··· MATERIALS PROVIDED

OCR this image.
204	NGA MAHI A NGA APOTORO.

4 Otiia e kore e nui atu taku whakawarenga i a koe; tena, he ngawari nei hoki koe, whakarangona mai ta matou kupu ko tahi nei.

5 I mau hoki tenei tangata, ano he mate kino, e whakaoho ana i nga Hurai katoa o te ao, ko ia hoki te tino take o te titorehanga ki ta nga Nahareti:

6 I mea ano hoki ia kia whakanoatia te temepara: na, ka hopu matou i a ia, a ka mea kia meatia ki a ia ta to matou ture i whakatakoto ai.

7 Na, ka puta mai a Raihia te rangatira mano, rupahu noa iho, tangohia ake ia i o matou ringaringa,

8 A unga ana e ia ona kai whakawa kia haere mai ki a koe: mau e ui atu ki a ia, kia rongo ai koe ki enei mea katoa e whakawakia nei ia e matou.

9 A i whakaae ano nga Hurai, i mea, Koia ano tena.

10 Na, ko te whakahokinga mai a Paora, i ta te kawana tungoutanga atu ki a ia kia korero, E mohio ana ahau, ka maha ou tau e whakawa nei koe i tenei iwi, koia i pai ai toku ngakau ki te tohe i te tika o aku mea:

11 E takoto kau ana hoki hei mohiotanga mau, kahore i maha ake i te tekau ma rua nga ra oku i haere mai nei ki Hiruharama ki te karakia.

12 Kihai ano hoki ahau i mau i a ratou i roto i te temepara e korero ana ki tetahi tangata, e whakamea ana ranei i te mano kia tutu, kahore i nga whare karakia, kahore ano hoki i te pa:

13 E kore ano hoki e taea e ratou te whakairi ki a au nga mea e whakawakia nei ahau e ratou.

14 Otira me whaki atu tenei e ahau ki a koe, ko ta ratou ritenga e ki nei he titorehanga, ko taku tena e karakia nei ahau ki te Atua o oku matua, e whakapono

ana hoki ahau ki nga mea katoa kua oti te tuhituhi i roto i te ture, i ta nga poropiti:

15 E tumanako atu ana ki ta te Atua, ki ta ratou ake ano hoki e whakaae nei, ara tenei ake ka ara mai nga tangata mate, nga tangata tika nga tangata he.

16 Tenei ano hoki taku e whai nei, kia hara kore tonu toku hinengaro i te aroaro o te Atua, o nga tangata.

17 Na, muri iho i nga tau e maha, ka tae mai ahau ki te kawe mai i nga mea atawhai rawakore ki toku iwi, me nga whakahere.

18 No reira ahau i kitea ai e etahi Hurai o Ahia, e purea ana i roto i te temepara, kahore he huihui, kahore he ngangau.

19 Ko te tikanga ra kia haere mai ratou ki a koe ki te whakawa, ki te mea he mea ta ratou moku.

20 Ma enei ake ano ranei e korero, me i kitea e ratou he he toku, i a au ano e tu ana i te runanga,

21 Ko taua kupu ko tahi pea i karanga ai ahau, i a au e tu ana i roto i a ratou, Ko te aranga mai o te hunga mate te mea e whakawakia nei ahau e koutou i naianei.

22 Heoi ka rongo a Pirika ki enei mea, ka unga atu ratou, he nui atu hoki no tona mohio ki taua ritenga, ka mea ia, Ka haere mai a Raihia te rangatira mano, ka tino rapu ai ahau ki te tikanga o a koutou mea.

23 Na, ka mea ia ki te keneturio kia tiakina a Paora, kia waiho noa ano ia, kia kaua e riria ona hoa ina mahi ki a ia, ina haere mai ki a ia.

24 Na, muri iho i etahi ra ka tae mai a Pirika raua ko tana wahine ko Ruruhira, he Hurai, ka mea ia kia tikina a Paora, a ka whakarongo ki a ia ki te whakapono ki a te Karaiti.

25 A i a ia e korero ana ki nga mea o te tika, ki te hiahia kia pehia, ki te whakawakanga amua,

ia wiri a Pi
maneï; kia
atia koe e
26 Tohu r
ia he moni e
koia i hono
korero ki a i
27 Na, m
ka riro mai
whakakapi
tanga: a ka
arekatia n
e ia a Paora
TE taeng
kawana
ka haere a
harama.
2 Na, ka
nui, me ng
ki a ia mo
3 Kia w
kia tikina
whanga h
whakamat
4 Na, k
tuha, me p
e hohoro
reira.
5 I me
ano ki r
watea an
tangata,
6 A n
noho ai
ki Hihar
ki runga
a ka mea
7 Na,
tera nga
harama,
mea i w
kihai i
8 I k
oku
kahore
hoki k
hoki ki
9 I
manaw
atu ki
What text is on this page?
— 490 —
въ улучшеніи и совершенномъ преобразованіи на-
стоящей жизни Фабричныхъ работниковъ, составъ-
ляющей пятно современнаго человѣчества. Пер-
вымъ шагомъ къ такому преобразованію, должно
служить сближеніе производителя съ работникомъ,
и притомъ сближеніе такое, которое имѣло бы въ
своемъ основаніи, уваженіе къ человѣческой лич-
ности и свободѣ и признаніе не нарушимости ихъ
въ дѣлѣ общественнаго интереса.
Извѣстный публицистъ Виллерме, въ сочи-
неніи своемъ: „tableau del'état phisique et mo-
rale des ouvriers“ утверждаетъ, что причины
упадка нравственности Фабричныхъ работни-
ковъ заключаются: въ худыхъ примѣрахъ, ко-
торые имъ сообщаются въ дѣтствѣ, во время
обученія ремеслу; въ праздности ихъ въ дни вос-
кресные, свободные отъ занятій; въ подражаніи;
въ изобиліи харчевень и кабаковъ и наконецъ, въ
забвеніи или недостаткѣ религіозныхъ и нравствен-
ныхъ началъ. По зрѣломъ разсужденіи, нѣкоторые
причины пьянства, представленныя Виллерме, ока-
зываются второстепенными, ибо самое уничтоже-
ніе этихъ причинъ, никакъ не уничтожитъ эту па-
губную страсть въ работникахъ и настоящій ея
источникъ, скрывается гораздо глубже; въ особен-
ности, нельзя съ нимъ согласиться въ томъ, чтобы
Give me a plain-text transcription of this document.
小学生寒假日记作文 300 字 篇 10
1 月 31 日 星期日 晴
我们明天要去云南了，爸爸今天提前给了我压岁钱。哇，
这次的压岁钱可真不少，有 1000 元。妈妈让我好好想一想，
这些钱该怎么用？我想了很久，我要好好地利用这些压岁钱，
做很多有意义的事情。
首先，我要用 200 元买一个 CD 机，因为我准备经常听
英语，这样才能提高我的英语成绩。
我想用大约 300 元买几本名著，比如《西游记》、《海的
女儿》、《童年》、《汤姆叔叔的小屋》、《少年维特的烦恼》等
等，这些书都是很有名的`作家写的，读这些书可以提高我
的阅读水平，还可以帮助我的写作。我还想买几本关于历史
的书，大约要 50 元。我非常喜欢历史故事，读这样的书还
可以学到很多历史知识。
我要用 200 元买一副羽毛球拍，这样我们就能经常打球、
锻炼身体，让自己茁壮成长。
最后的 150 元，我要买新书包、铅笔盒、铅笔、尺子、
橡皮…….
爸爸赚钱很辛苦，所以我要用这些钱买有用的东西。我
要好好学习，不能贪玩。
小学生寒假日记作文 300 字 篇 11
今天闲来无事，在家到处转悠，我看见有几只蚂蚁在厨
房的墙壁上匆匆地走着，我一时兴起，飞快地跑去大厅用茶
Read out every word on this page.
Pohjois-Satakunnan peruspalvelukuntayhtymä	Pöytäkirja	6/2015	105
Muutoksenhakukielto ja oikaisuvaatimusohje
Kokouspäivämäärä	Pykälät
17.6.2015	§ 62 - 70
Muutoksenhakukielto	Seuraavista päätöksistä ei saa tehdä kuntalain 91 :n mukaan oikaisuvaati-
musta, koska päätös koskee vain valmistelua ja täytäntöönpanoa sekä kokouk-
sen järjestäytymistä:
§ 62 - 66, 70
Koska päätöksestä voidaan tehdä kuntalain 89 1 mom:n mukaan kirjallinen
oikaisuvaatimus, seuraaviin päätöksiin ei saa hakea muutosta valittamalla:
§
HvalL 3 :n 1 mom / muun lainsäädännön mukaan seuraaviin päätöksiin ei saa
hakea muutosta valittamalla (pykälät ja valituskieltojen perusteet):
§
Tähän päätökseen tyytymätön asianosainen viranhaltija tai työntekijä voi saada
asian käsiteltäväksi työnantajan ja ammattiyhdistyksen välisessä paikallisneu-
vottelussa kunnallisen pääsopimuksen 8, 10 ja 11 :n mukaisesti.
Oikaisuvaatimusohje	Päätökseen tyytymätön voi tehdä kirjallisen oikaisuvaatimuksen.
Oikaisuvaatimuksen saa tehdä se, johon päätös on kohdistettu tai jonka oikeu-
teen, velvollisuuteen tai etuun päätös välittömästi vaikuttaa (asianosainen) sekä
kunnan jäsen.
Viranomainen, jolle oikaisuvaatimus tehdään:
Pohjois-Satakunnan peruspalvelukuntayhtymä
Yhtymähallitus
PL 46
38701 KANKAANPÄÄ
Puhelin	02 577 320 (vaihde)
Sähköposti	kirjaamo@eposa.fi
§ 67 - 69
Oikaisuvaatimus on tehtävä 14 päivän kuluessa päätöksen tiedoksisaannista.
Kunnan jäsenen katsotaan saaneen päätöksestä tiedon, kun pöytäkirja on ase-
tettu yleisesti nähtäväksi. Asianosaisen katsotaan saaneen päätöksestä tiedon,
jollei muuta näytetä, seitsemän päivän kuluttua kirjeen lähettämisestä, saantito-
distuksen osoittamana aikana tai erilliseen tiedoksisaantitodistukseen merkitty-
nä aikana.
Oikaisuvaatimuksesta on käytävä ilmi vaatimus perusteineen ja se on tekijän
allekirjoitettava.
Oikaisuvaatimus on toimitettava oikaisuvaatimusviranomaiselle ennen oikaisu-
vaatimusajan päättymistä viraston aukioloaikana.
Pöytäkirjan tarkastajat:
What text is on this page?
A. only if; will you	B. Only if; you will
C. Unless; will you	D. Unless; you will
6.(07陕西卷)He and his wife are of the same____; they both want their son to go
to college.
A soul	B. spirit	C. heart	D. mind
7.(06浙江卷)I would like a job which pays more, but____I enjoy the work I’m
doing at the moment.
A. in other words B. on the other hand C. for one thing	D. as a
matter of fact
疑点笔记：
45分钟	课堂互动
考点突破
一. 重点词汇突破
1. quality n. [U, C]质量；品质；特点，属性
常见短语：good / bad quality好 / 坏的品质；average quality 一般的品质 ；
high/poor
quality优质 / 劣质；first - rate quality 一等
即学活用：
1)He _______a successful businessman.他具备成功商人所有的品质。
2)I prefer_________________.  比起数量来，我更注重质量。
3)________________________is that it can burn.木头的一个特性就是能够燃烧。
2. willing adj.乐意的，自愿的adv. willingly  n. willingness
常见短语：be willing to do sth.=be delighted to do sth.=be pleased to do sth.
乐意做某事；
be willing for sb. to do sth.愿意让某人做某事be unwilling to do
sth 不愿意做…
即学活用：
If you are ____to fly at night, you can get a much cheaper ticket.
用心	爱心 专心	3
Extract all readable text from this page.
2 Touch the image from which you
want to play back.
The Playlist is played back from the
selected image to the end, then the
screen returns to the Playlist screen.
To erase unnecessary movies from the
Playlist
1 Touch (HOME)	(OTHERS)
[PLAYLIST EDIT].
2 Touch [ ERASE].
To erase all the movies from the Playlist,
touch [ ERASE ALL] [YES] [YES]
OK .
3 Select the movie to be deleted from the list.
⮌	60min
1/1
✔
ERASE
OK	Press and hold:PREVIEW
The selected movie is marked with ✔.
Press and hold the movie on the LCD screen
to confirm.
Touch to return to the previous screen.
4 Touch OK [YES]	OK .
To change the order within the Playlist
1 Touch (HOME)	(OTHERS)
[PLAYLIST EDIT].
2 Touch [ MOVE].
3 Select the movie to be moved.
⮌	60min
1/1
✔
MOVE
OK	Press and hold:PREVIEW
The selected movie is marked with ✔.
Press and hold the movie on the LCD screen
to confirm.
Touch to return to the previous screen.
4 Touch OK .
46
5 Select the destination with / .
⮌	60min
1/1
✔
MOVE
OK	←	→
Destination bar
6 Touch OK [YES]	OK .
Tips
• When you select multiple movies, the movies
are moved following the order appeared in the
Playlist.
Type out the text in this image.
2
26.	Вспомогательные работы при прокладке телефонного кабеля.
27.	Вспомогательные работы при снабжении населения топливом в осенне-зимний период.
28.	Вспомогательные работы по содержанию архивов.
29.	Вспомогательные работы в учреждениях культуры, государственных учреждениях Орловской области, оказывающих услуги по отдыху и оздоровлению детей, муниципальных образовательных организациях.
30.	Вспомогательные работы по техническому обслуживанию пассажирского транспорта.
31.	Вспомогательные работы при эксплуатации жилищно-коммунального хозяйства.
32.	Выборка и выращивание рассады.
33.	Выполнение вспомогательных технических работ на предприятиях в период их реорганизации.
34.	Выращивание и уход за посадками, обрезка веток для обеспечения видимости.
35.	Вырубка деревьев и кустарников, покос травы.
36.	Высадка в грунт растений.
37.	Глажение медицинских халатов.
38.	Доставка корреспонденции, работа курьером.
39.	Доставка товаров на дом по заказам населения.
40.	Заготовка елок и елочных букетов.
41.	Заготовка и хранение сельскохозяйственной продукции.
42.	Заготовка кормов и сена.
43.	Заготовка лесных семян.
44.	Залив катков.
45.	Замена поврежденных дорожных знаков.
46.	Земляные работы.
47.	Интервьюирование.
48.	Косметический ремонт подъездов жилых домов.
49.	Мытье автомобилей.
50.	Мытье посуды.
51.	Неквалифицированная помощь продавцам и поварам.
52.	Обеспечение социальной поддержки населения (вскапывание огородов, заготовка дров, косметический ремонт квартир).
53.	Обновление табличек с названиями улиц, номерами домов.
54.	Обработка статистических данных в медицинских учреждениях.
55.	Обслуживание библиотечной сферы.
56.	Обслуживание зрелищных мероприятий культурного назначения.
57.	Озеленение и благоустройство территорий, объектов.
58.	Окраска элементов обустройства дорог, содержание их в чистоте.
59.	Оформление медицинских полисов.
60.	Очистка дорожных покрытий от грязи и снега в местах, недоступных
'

······

■ **WHAT THE EXERCISE ASKS**: Extract from the data every line where "katoa" shows up.

■ **EXERCISE ANSWER**:
5 I mau hoki tenei tangata, ano he mate kino, e whakaoho ana i nga Hurai katoa o te ao, ko ia hoki te tino take o te titorehanga ki ta nga Nahareti:
8 A unga ana e ia ona kai whakawa kia haere mai ki a koe: mau e ui atu ki a ia, kia rongo ai koe ki enei mea katoa e whakawakia nei ia e matou.
ana hoki ahau ki nga mea katoa kua oti te tuhituhi i roto i te ture, i ta nga poropiti:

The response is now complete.